▸ **Dataset entries**:
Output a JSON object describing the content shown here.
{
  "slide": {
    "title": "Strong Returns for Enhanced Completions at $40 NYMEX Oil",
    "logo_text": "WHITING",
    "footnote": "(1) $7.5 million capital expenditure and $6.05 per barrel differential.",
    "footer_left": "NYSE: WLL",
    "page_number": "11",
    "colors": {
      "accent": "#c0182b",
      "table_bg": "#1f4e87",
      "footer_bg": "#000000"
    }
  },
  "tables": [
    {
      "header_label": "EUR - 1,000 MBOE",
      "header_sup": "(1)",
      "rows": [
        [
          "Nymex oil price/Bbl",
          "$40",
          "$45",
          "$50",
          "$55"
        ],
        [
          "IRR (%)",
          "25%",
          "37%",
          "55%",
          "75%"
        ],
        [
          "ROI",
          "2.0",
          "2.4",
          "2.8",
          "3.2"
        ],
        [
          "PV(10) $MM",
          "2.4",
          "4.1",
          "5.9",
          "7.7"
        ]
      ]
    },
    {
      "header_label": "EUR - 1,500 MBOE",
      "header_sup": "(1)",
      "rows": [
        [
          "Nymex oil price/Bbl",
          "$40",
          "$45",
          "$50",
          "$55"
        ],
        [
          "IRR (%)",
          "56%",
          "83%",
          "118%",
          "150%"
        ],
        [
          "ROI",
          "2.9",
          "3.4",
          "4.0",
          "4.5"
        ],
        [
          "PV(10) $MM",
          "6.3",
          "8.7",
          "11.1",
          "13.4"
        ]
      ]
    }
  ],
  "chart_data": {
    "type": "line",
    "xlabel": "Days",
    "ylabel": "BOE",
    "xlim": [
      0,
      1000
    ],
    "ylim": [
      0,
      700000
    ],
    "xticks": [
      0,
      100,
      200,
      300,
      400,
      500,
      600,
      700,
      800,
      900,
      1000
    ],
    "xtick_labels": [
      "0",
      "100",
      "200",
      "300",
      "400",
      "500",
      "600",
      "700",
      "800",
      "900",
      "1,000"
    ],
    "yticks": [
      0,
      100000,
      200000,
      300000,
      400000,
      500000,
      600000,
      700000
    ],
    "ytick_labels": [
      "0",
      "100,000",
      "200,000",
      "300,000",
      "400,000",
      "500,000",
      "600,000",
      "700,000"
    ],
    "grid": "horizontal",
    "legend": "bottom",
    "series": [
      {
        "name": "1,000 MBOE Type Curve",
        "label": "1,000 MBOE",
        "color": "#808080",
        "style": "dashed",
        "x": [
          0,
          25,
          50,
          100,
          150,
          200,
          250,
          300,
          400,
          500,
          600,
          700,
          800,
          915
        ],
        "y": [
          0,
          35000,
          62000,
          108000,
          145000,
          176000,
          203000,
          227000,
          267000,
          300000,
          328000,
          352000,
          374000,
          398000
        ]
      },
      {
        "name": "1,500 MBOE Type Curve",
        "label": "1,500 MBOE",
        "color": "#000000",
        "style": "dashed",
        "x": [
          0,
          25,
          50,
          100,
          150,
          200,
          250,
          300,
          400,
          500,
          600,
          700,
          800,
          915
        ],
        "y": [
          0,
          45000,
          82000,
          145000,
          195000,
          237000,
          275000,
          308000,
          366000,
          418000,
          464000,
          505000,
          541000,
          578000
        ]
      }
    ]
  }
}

▸ **Objective**: Retype every record above exactly as written.

▸ **Result of this exercise**:
Output a JSON object describing the content shown here.
{
  "slide": {
    "title": "Strong Returns for Enhanced Completions at $40 NYMEX Oil",
    "logo_text": "WHITING",
    "footnote": "(1) $7.5 million capital expenditure and $6.05 per barrel differential.",
    "footer_left": "NYSE: WLL",
    "page_number": "11",
    "colors": {
      "accent": "#c0182b",
      "table_bg": "#1f4e87",
      "footer_bg": "#000000"
    }
  },
  "tables": [
    {
      "header_label": "EUR - 1,000 MBOE",
      "header_sup": "(1)",
      "rows": [
        [
          "Nymex oil price/Bbl",
          "$40",
          "$45",
          "$50",
          "$55"
        ],
        [
          "IRR (%)",
          "25%",
          "37%",
          "55%",
          "75%"
        ],
        [
          "ROI",
          "2.0",
          "2.4",
          "2.8",
          "3.2"
        ],
        [
          "PV(10) $MM",
          "2.4",
          "4.1",
          "5.9",
          "7.7"
        ]
      ]
    },
    {
      "header_label": "EUR - 1,500 MBOE",
      "header_sup": "(1)",
      "rows": [
        [
          "Nymex oil price/Bbl",
          "$40",
          "$45",
          "$50",
          "$55"
        ],
        [
          "IRR (%)",
          "56%",
          "83%",
          "118%",
          "150%"
        ],
        [
          "ROI",
          "2.9",
          "3.4",
          "4.0",
          "4.5"
        ],
        [
          "PV(10) $MM",
          "6.3",
          "8.7",
          "11.1",
          "13.4"
        ]
      ]
    }
  ],
  "chart_data": {
    "type": "line",
    "xlabel": "Days",
    "ylabel": "BOE",
    "xlim": [
      0,
      1000
    ],
    "ylim": [
      0,
      700000
    ],
    "xticks": [
      0,
      100,
      200,
      300,
      400,
      500,
      600,
      700,
      800,
      900,
      1000
    ],
    "xtick_labels": [
      "0",
      "100",
      "200",
      "300",
      "400",
      "500",
      "600",
      "700",
      "800",
      "900",
      "1,000"
    ],
    "yticks": [
      0,
      100000,
      200000,
      300000,
      400000,
      500000,
      600000,
      700000
    ],
    "ytick_labels": [
      "0",
      "100,000",
      "200,000",
      "300,000",
      "400,000",
      "500,000",
      "600,000",
      "700,000"
    ],
    "grid": "horizontal",
    "legend": "bottom",
    "series": [
      {
        "name": "1,000 MBOE Type Curve",
        "label": "1,000 MBOE",
        "color": "#808080",
        "style": "dashed",
        "x": [
          0,
          25,
          50,
          100,
          150,
          200,
          250,
          300,
          400,
          500,
          600,
          700,
          800,
          915
        ],
        "y": [
          0,
          35000,
          62000,
          108000,
          145000,
          176000,
          203000,
          227000,
          267000,
          300000,
          328000,
          352000,
          374000,
          398000
        ]
      },
      {
        "name": "1,500 MBOE Type Curve",
        "label": "1,500 MBOE",
        "color": "#000000",
        "style": "dashed",
        "x": [
          0,
          25,
          50,
          100,
          150,
          200,
          250,
          300,
          400,
          500,
          600,
          700,
          800,
          915
        ],
        "y": [
          0,
          45000,
          82000,
          145000,
          195000,
          237000,
          275000,
          308000,
          366000,
          418000,
          464000,
          505000,
          541000,
          578000
        ]
      }
    ]
  }
}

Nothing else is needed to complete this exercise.